== About this exercise ==
Look through the listing below, and wherever a line has the string "juli", pull it out.

BEGIN Given records

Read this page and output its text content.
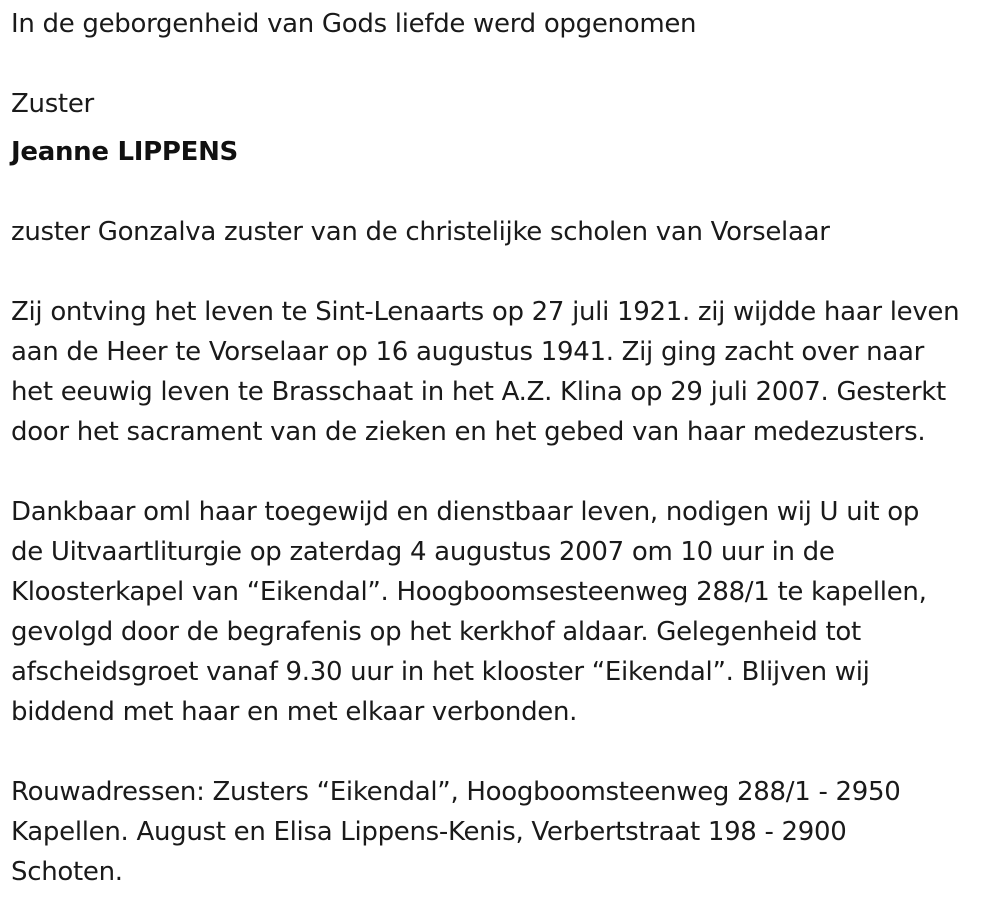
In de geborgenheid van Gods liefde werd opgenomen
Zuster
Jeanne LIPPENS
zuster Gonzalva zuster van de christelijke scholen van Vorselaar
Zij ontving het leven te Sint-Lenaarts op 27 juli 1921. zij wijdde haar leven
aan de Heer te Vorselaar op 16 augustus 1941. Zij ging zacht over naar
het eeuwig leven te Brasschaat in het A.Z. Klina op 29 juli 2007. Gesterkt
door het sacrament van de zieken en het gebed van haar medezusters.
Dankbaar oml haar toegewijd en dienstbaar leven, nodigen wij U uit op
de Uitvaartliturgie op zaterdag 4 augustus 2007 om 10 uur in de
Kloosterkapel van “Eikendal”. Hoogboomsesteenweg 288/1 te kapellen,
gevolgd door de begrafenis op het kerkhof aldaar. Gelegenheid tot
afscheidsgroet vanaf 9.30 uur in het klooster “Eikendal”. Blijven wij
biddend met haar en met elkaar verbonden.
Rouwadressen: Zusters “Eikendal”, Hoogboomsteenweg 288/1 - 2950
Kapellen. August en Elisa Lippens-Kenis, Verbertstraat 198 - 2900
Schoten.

END Given records
BEGIN Given records

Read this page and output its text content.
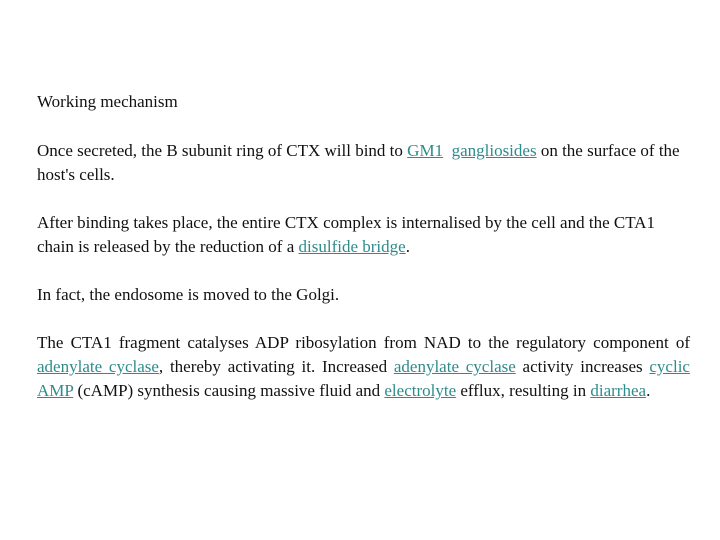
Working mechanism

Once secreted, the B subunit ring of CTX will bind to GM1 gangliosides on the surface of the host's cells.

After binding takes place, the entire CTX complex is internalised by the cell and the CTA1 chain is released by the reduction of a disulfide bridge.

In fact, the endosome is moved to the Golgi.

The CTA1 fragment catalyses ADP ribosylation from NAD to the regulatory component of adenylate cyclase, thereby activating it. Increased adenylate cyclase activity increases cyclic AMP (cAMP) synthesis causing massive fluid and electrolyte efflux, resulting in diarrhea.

END Given records

== Finished task ==
Zij ontving het leven te Sint-Lenaarts op 27 juli 1921. zij wijdde haar leven
het eeuwig leven te Brasschaat in het A.Z. Klina op 29 juli 2007. Gesterkt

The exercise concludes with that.